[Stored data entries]

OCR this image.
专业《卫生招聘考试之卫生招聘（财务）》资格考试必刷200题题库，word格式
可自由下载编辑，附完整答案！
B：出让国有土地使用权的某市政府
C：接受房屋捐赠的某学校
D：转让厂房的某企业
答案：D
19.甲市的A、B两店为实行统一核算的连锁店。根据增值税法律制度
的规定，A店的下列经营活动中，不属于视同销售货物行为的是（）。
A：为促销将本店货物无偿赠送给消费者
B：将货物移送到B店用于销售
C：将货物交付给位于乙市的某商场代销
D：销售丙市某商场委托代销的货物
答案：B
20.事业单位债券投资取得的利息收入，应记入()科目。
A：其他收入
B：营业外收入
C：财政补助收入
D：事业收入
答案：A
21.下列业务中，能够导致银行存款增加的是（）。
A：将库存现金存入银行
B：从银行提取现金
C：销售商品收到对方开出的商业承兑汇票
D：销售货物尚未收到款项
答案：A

=== EXERCISE ===
Restate each entry exactly, skipping none.

=== PROBLEM SOLUTION ===
OCR this image.
专业《卫生招聘考试之卫生招聘（财务）》资格考试必刷200题题库，word格式
可自由下载编辑，附完整答案！
B：出让国有土地使用权的某市政府
C：接受房屋捐赠的某学校
D：转让厂房的某企业
答案：D
19.甲市的A、B两店为实行统一核算的连锁店。根据增值税法律制度
的规定，A店的下列经营活动中，不属于视同销售货物行为的是（）。
A：为促销将本店货物无偿赠送给消费者
B：将货物移送到B店用于销售
C：将货物交付给位于乙市的某商场代销
D：销售丙市某商场委托代销的货物
答案：B
20.事业单位债券投资取得的利息收入，应记入()科目。
A：其他收入
B：营业外收入
C：财政补助收入
D：事业收入
答案：A
21.下列业务中，能够导致银行存款增加的是（）。
A：将库存现金存入银行
B：从银行提取现金
C：销售商品收到对方开出的商业承兑汇票
D：销售货物尚未收到款项
答案：A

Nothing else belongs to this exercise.